**Problem description**
Report all lines from the entries below in which "this" appears.

**Items**
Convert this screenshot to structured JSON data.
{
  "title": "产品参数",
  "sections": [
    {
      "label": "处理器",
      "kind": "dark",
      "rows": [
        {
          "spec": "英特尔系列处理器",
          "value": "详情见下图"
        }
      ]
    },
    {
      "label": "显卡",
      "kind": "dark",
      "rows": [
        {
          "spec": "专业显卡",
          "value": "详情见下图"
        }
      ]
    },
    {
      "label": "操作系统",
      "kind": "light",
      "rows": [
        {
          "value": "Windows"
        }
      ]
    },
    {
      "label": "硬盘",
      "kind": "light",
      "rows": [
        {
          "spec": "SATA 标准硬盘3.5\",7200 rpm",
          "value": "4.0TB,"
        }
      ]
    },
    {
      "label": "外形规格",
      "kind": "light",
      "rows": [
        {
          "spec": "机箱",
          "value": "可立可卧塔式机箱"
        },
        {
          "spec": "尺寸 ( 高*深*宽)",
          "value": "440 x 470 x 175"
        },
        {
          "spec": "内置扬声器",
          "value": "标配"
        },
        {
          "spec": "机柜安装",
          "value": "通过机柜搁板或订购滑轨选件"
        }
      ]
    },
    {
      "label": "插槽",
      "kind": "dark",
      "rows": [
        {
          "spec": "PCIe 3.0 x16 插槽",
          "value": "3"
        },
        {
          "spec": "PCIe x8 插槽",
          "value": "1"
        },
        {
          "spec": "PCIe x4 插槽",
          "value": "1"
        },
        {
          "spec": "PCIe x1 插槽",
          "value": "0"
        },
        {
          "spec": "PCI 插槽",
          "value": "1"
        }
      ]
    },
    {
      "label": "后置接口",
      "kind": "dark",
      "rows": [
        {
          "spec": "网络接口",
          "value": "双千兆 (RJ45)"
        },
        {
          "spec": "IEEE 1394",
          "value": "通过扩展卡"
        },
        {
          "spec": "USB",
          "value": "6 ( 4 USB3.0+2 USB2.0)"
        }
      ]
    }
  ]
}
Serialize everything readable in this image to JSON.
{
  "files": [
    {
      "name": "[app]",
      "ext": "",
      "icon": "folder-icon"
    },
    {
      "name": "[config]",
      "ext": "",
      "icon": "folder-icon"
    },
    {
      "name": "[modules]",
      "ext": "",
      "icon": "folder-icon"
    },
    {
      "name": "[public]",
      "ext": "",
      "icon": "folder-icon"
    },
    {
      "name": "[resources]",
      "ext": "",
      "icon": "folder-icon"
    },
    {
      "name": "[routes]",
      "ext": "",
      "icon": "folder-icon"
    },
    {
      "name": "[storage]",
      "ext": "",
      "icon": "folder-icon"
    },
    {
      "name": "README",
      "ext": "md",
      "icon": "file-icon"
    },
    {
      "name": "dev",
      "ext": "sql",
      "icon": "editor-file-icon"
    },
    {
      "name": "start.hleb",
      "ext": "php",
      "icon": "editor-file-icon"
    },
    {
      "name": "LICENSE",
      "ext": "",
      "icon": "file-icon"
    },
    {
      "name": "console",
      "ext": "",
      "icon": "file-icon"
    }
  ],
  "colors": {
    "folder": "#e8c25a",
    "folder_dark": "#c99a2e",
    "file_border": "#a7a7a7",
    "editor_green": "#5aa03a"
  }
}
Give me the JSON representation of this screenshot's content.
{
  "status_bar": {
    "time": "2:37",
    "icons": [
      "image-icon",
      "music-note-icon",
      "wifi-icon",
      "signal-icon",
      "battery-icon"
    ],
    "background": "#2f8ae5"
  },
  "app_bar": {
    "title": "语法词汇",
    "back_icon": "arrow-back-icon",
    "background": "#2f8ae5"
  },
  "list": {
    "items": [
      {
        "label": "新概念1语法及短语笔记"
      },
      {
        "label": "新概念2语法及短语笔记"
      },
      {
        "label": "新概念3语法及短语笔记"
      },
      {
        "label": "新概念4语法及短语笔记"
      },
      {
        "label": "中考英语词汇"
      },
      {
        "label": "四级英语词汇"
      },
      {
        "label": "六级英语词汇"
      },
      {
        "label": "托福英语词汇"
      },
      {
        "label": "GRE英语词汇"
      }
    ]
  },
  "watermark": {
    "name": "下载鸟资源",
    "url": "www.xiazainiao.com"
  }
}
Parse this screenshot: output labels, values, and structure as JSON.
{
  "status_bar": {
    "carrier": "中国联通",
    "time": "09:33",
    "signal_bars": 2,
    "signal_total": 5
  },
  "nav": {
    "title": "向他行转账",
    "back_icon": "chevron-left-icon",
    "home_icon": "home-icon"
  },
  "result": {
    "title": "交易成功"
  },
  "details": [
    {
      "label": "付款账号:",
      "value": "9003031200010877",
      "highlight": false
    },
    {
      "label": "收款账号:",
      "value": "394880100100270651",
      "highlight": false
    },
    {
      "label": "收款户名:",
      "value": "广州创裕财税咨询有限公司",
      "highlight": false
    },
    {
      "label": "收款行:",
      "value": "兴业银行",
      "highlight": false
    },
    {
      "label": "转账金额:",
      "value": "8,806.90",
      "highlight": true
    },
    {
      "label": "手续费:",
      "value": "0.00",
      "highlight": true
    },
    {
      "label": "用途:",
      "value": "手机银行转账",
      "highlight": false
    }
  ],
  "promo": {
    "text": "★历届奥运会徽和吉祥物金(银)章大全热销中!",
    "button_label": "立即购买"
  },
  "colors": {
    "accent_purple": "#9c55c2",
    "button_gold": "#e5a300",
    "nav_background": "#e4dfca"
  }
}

**Result**
Convert this screenshot to structured JSON data.
Serialize everything readable in this image to JSON.
Give me the JSON representation of this screenshot's content.
Parse this screenshot: output labels, values, and structure as JSON.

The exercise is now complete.